> _To do_
Every record must be written out once more, with nothing added or omitted.

··· Dataset extract

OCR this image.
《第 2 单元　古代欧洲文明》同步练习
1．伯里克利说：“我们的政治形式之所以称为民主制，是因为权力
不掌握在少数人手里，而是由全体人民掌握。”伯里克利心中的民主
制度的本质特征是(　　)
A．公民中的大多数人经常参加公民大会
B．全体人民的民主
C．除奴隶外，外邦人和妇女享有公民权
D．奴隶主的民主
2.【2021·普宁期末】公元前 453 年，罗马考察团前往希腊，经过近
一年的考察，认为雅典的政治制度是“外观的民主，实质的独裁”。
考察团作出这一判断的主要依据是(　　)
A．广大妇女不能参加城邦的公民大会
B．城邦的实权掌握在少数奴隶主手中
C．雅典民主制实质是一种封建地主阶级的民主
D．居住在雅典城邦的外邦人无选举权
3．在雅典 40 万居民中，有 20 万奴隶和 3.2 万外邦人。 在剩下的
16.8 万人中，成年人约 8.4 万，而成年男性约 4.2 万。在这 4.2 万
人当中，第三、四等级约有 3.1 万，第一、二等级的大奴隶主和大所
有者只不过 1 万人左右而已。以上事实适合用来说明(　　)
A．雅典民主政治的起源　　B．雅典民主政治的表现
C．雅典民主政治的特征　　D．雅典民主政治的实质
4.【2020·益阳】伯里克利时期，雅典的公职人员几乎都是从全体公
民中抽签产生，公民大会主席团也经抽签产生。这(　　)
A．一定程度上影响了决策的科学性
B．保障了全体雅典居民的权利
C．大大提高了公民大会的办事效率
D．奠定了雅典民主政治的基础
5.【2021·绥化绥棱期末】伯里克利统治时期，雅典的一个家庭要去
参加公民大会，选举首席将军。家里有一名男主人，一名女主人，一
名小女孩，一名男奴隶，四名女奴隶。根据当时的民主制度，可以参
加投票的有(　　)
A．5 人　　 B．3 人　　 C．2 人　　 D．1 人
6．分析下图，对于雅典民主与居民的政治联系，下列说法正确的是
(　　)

······

> _Worked answer_
OCR this image.
《第 2 单元　古代欧洲文明》同步练习
1．伯里克利说：“我们的政治形式之所以称为民主制，是因为权力
不掌握在少数人手里，而是由全体人民掌握。”伯里克利心中的民主
制度的本质特征是(　　)
A．公民中的大多数人经常参加公民大会
B．全体人民的民主
C．除奴隶外，外邦人和妇女享有公民权
D．奴隶主的民主
2.【2021·普宁期末】公元前 453 年，罗马考察团前往希腊，经过近
一年的考察，认为雅典的政治制度是“外观的民主，实质的独裁”。
考察团作出这一判断的主要依据是(　　)
A．广大妇女不能参加城邦的公民大会
B．城邦的实权掌握在少数奴隶主手中
C．雅典民主制实质是一种封建地主阶级的民主
D．居住在雅典城邦的外邦人无选举权
3．在雅典 40 万居民中，有 20 万奴隶和 3.2 万外邦人。 在剩下的
16.8 万人中，成年人约 8.4 万，而成年男性约 4.2 万。在这 4.2 万
人当中，第三、四等级约有 3.1 万，第一、二等级的大奴隶主和大所
有者只不过 1 万人左右而已。以上事实适合用来说明(　　)
A．雅典民主政治的起源　　B．雅典民主政治的表现
C．雅典民主政治的特征　　D．雅典民主政治的实质
4.【2020·益阳】伯里克利时期，雅典的公职人员几乎都是从全体公
民中抽签产生，公民大会主席团也经抽签产生。这(　　)
A．一定程度上影响了决策的科学性
B．保障了全体雅典居民的权利
C．大大提高了公民大会的办事效率
D．奠定了雅典民主政治的基础
5.【2021·绥化绥棱期末】伯里克利统治时期，雅典的一个家庭要去
参加公民大会，选举首席将军。家里有一名男主人，一名女主人，一
名小女孩，一名男奴隶，四名女奴隶。根据当时的民主制度，可以参
加投票的有(　　)
A．5 人　　 B．3 人　　 C．2 人　　 D．1 人
6．分析下图，对于雅典民主与居民的政治联系，下列说法正确的是
(　　)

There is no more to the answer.